--- START RECORDS FOR THE EXERCISE ---

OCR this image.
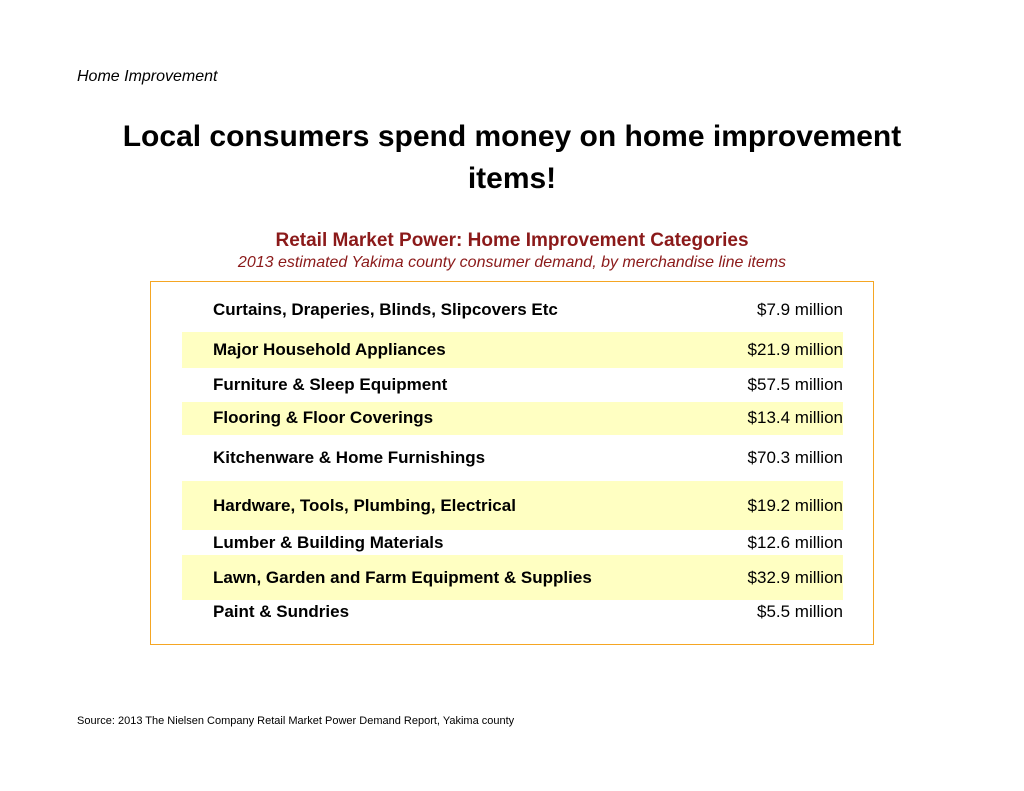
Home Improvement
Local consumers spend money on home improvement items!
Retail Market Power: Home Improvement Categories
2013 estimated Yakima county consumer demand, by merchandise line items
Curtains, Draperies, Blinds, Slipcovers Etc	$7.9 million
Major Household Appliances	$21.9 million
Furniture & Sleep Equipment	$57.5 million
Flooring & Floor Coverings	$13.4 million
Kitchenware & Home Furnishings	$70.3 million
Hardware, Tools, Plumbing, Electrical	$19.2 million
Lumber & Building Materials	$12.6 million
Lawn, Garden and Farm Equipment & Supplies	$32.9 million
Paint & Sundries	$5.5 million
Source: 2013 The Nielsen Company Retail Market Power Demand Report, Yakima county
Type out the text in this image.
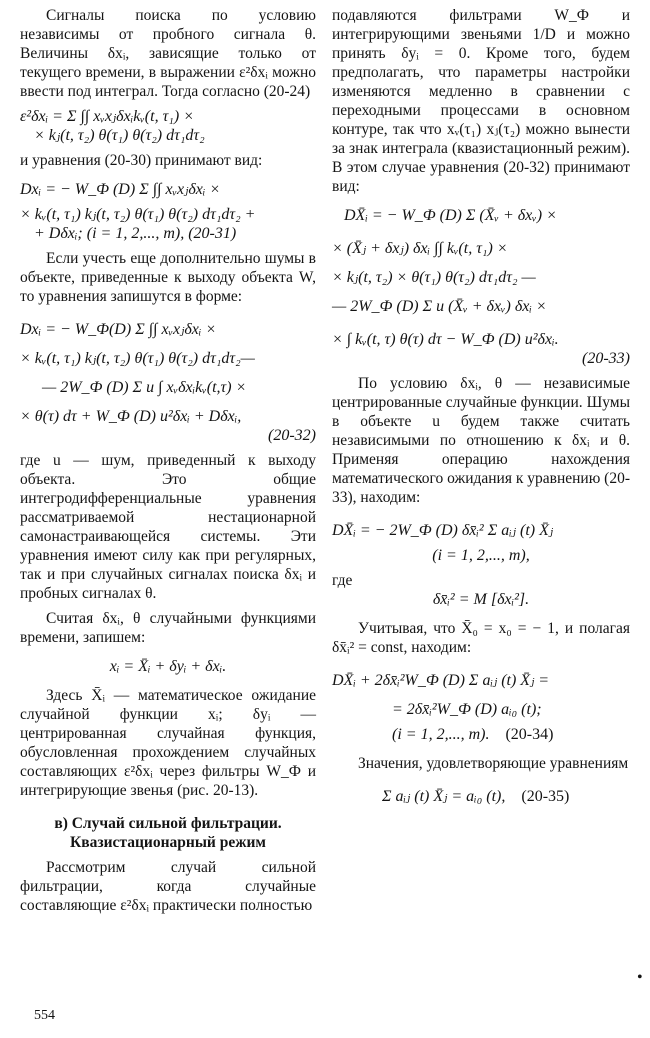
Сигналы поиска по условию независимы от пробного сигнала θ. Величины δxᵢ, зависящие только от текущего времени, в выражении ε²δxᵢ можно ввести под интеграл. Тогда согласно (20-24)

ε²δxᵢ = Σ ∫∫ xᵥxⱼδxᵢkᵥ(t, τ₁) ×

× kⱼ(t, τ₂) θ(τ₁) θ(τ₂) dτ₁dτ₂

и уравнения (20-30) принимают вид:

Dxᵢ = − W_Ф (D) Σ ∫∫ xᵥxⱼδxᵢ ×

× kᵥ(t, τ₁) kⱼ(t, τ₂) θ(τ₁) θ(τ₂) dτ₁dτ₂ +

+ Dδxᵢ; (i = 1, 2,..., m), (20-31)

Если учесть еще дополнительно шумы в объекте, приведенные к выходу объекта W, то уравнения запишутся в форме:

Dxᵢ = − W_Ф(D) Σ ∫∫ xᵥxⱼδxᵢ ×

× kᵥ(t, τ₁) kⱼ(t, τ₂) θ(τ₁) θ(τ₂) dτ₁dτ₂—

— 2W_Ф (D) Σ u ∫ xᵥδxᵢkᵥ(t,τ) ×

× θ(τ) dτ + W_Ф (D) u²δxᵢ + Dδxᵢ,

(20-32)

где u — шум, приведенный к выходу объекта. Это общие интегродифференциальные уравнения рассматриваемой нестационарной самонастраивающейся системы. Эти уравнения имеют силу как при регулярных, так и при случайных сигналах поиска δxᵢ и пробных сигналах θ.

Считая δxᵢ, θ случайными функциями времени, запишем:

xᵢ = X̄ᵢ + δyᵢ + δxᵢ.

Здесь X̄ᵢ — математическое ожидание случайной функции xᵢ; δyᵢ — центрированная случайная функция, обусловленная прохождением случайных составляющих ε²δxᵢ через фильтры W_Ф и интегрирующие звенья (рис. 20-13).

в) Случай сильной фильтрации.

Квазистационарный режим

Рассмотрим случай сильной фильтрации, когда случайные составляющие ε²δxᵢ практически полностью

подавляются фильтрами W_Ф и интегрирующими звеньями 1/D и можно принять δyᵢ = 0. Кроме того, будем предполагать, что параметры настройки изменяются медленно в сравнении с переходными процессами в основном контуре, так что xᵥ(τ₁) xⱼ(τ₂) можно вынести за знак интеграла (квазистационный режим). В этом случае уравнения (20-32) принимают вид:

DX̄ᵢ = − W_Ф (D) Σ (X̄ᵥ + δxᵥ) ×

× (X̄ⱼ + δxⱼ) δxᵢ ∫∫ kᵥ(t, τ₁) ×

× kⱼ(t, τ₂) × θ(τ₁) θ(τ₂) dτ₁dτ₂ —

— 2W_Ф (D) Σ u (X̄ᵥ + δxᵥ) δxᵢ ×

× ∫ kᵥ(t, τ) θ(τ) dτ − W_Ф (D) u²δxᵢ.

(20-33)

По условию δxᵢ, θ — независимые центрированные случайные функции. Шумы в объекте u будем также считать независимыми по отношению к δxᵢ и θ. Применяя операцию нахождения математического ожидания к уравнению (20-33), находим:

DX̄ᵢ = − 2W_Ф (D) δx̄ᵢ² Σ aᵢⱼ (t) X̄ⱼ

(i = 1, 2,..., m),

где

δx̄ᵢ² = M [δxᵢ²].

Учитывая, что X̄₀ = x₀ = − 1, и полагая δx̄ᵢ² = const, находим:

DX̄ᵢ + 2δx̄ᵢ²W_Ф (D) Σ aᵢⱼ (t) X̄ⱼ =

= 2δx̄ᵢ²W_Ф (D) aᵢ₀ (t);

(i = 1, 2,..., m). (20-34)

Значения, удовлетворяющие уравнениям

Σ aᵢⱼ (t) X̄ⱼ = aᵢ₀ (t), (20-35)

554
•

--- END RECORDS FOR THE EXERCISE ---

**WHAT YOU WILL DO:**
Pick out and copy the lines of the entries that hold the string "u²δxᵢ".

**SOLUTION FOR THIS TASK:**
× θ(τ) dτ + W_Ф (D) u²δxᵢ + Dδxᵢ,
× ∫ kᵥ(t, τ) θ(τ) dτ − W_Ф (D) u²δxᵢ.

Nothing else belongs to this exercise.